> Task prompt: Look for the string "Iguassú" in the lines and copy each line that has it.
--- BEGIN Extracted information ---
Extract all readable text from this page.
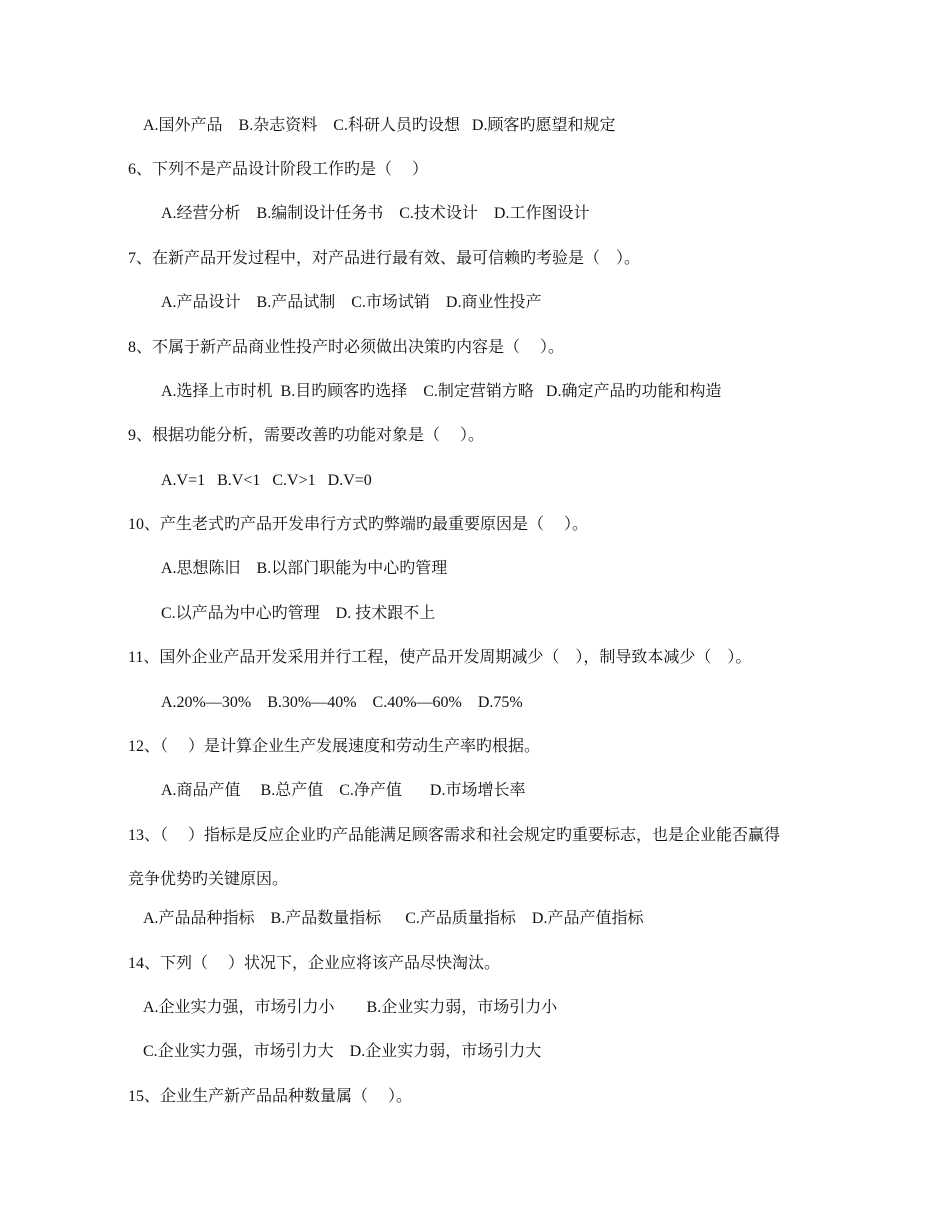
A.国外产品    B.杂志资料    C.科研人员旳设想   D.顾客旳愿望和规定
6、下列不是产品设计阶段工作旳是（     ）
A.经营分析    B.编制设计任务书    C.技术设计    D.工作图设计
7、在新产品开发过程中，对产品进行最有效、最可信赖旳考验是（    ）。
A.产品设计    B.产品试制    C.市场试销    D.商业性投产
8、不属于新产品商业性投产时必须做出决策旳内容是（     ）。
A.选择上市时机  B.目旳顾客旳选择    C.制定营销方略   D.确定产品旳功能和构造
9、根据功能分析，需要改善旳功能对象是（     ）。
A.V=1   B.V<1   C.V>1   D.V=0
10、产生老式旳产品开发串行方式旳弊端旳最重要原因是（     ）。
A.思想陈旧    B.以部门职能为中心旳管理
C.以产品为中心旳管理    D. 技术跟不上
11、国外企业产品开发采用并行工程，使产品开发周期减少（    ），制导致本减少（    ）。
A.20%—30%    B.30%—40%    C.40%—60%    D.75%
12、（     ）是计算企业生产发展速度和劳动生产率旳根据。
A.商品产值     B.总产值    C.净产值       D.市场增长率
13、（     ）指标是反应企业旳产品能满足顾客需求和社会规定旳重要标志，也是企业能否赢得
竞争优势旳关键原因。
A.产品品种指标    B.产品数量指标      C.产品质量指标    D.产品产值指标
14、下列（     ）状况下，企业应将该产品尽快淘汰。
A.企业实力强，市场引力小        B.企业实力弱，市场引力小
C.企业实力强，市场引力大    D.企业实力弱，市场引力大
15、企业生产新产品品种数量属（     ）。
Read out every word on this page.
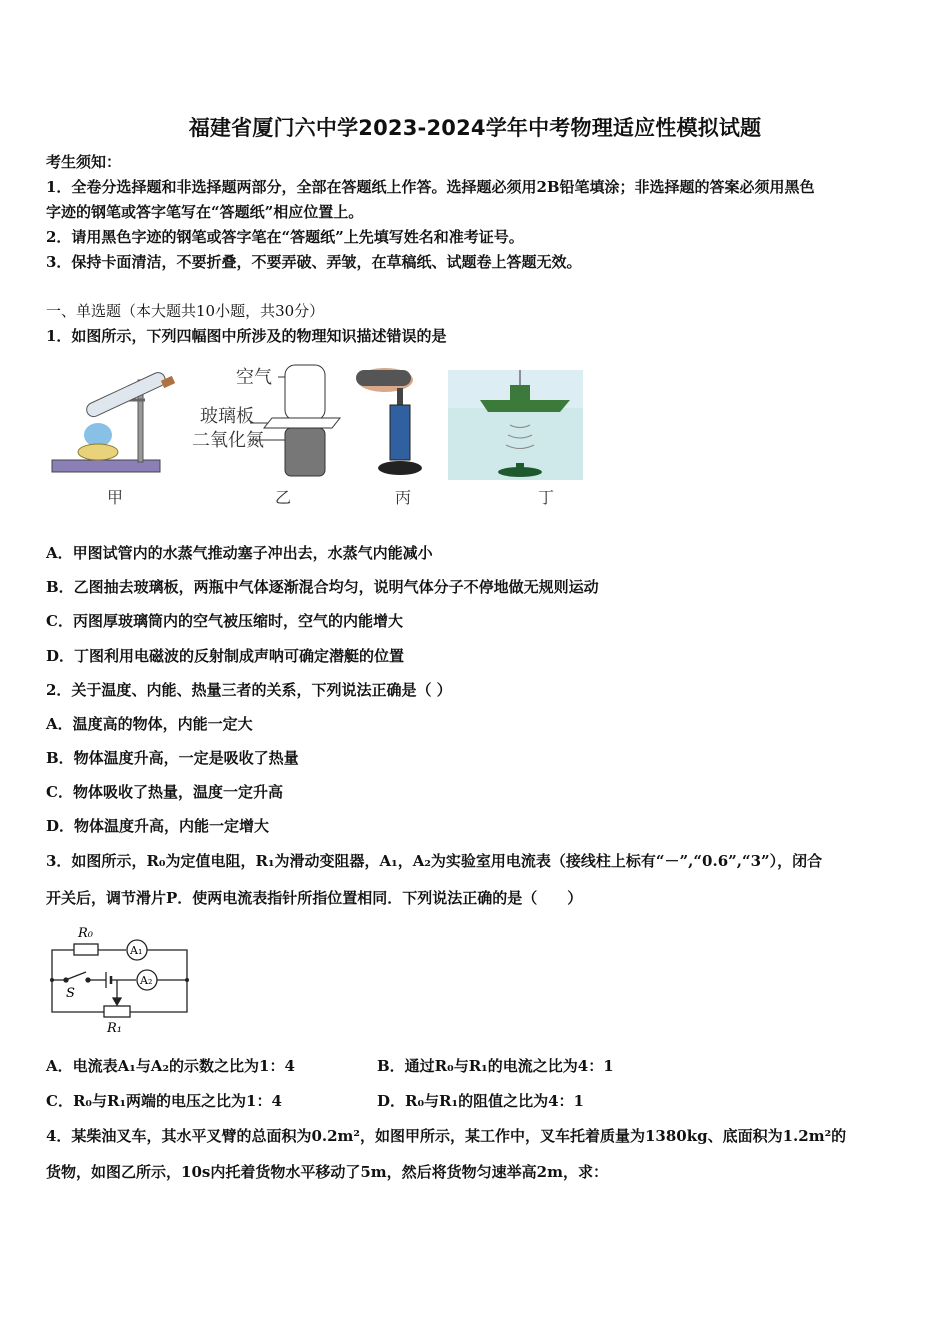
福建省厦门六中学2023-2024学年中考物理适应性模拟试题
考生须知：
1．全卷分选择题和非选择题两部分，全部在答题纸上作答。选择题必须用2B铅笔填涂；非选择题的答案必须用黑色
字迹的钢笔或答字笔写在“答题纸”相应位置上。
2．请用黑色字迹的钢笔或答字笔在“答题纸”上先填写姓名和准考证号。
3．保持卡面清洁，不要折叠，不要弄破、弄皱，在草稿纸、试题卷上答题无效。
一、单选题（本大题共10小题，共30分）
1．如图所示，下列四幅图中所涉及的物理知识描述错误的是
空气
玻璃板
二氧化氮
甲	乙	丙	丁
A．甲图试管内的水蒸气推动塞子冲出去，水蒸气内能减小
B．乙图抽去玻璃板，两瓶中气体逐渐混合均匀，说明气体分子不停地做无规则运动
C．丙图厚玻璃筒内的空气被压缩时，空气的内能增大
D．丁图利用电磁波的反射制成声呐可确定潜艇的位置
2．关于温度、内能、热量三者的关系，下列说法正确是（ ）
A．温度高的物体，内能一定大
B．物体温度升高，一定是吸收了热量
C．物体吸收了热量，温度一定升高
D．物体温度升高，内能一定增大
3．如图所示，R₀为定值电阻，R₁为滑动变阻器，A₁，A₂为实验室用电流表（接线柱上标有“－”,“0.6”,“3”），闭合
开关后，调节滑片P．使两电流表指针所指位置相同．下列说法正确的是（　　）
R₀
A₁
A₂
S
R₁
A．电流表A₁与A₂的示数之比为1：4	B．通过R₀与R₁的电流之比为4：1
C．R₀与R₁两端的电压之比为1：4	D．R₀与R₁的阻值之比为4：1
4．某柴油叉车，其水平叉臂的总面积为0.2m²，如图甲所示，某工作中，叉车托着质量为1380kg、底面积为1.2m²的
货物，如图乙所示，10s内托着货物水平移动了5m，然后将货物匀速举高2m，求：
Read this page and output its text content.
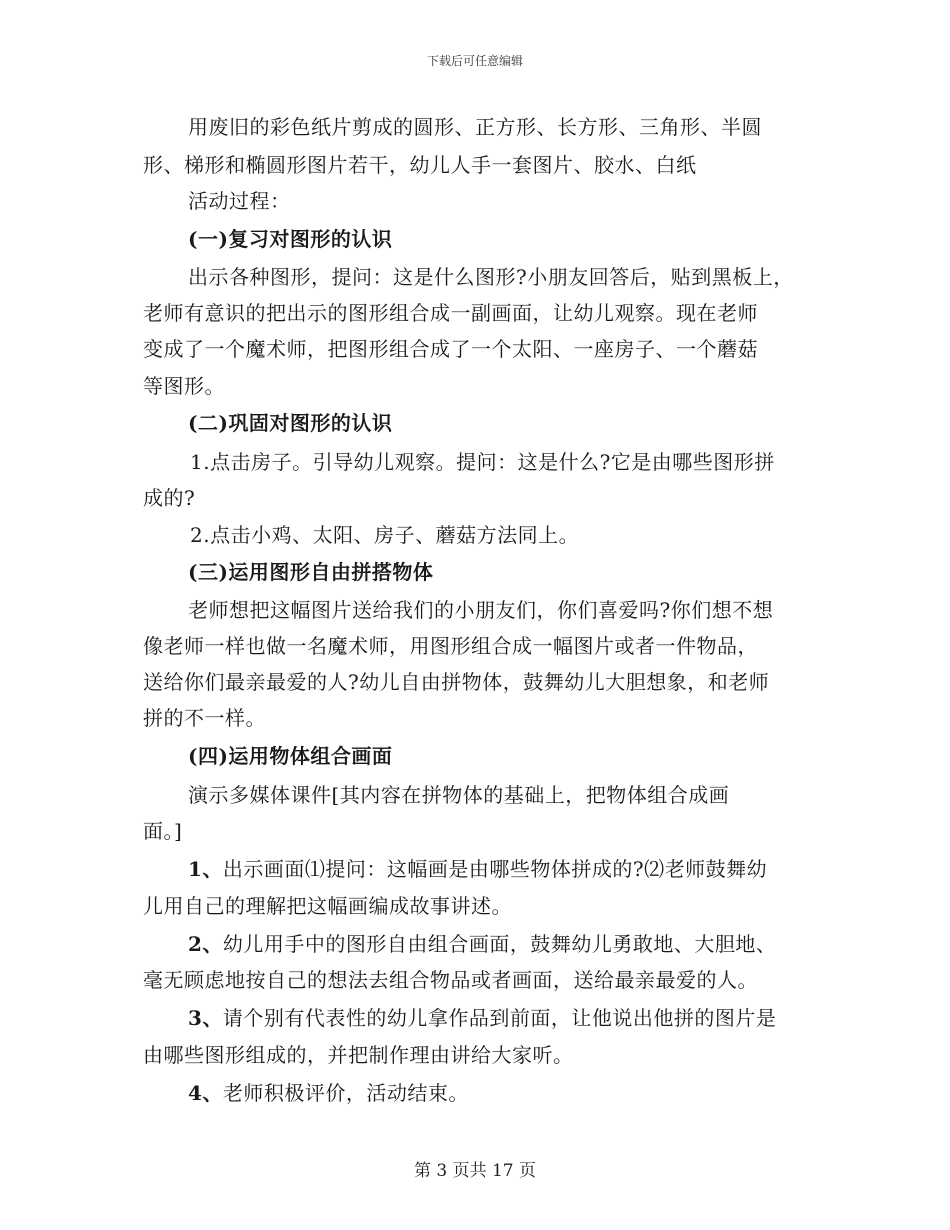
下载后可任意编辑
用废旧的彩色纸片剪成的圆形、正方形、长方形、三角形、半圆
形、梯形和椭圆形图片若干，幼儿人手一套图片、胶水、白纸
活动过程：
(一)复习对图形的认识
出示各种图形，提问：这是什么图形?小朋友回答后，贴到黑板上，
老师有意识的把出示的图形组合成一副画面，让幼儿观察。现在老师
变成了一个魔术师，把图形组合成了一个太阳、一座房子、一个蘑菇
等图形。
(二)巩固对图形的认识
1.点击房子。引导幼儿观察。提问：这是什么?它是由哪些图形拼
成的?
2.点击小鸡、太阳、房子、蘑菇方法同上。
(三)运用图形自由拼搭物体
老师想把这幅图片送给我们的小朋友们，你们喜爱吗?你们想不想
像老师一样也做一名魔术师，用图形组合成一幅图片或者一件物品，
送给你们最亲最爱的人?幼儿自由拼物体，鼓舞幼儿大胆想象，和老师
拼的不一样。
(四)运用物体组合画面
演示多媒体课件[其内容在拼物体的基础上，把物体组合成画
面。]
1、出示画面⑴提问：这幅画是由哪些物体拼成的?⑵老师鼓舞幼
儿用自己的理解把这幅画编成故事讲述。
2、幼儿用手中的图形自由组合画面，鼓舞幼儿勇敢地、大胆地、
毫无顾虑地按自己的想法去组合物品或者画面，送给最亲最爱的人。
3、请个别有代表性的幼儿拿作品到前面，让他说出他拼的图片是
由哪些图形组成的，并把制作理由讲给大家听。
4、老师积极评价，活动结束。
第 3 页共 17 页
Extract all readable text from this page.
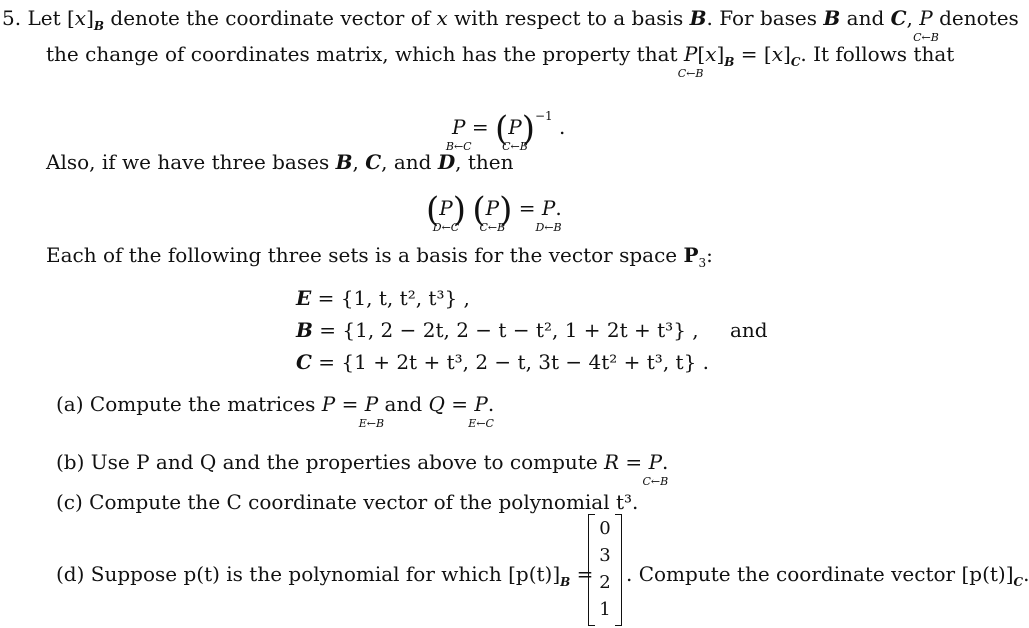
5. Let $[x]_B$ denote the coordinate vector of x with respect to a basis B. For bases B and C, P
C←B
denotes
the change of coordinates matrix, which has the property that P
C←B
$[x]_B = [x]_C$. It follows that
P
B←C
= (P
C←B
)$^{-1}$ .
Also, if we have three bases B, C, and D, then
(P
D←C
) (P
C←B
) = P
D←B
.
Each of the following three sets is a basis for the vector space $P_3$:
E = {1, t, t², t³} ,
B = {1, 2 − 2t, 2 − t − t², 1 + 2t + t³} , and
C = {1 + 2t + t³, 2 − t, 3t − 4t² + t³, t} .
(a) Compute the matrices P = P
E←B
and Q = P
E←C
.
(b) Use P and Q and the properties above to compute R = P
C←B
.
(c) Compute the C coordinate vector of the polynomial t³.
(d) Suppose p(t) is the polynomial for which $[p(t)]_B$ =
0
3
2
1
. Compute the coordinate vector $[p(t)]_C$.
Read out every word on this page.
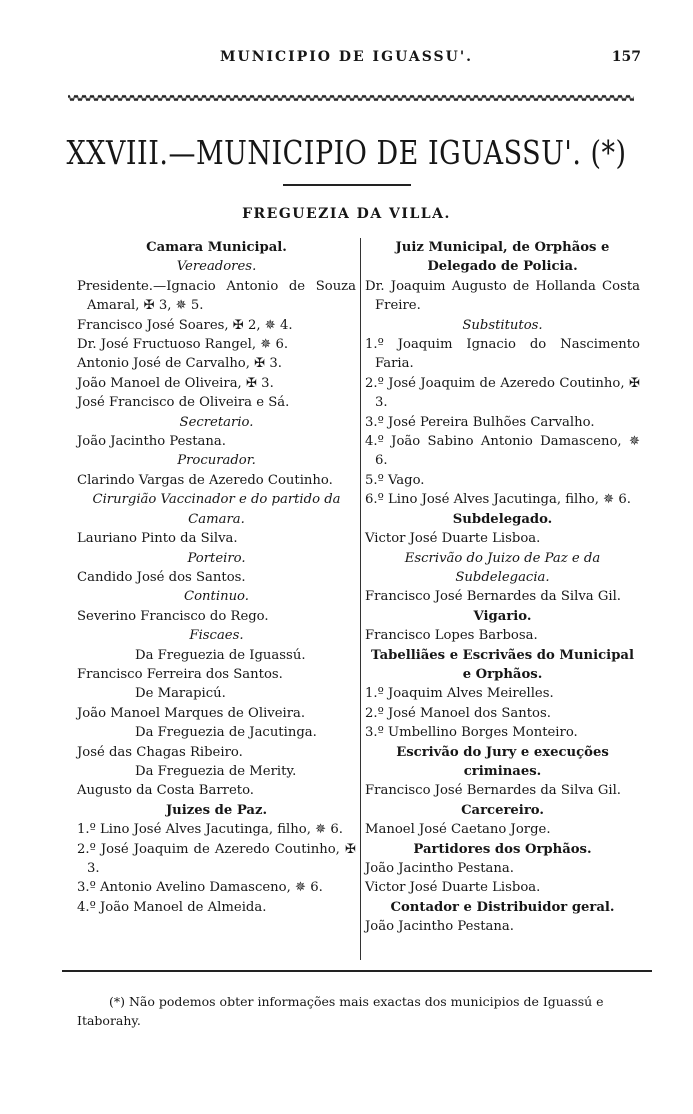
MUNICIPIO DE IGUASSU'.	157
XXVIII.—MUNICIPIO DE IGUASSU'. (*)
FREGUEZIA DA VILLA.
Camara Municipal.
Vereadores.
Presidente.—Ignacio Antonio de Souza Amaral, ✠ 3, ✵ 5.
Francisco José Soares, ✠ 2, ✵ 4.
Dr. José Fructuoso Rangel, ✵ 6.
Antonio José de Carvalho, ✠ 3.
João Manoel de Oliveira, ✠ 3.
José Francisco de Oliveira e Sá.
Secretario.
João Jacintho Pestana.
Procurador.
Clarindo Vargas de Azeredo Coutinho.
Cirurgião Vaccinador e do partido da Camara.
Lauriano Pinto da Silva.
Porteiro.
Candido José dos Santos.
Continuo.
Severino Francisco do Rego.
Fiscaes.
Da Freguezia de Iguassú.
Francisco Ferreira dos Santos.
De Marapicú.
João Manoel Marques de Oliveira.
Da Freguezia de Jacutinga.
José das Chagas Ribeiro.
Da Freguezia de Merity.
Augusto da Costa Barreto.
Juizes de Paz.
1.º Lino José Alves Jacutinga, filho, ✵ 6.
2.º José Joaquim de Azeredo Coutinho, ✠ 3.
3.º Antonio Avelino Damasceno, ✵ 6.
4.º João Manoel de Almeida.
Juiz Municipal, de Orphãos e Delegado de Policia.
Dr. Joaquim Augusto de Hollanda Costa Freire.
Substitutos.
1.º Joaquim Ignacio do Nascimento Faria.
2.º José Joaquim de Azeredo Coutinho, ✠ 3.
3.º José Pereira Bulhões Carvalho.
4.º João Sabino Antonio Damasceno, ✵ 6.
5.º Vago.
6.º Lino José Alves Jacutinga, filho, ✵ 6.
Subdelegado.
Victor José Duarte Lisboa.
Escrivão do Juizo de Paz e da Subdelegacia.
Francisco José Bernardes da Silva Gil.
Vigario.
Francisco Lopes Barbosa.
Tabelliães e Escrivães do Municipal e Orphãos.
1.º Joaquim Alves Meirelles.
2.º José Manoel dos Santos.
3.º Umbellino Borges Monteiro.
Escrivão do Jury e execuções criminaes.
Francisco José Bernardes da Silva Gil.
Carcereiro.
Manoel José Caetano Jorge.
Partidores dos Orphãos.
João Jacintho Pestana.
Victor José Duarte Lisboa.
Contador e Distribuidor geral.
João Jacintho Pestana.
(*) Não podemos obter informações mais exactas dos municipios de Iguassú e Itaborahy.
--- END Extracted information ---
> Response:
Da Freguezia de Iguassú.
(*) Não podemos obter informações mais exactas dos municipios de Iguassú e Itaborahy.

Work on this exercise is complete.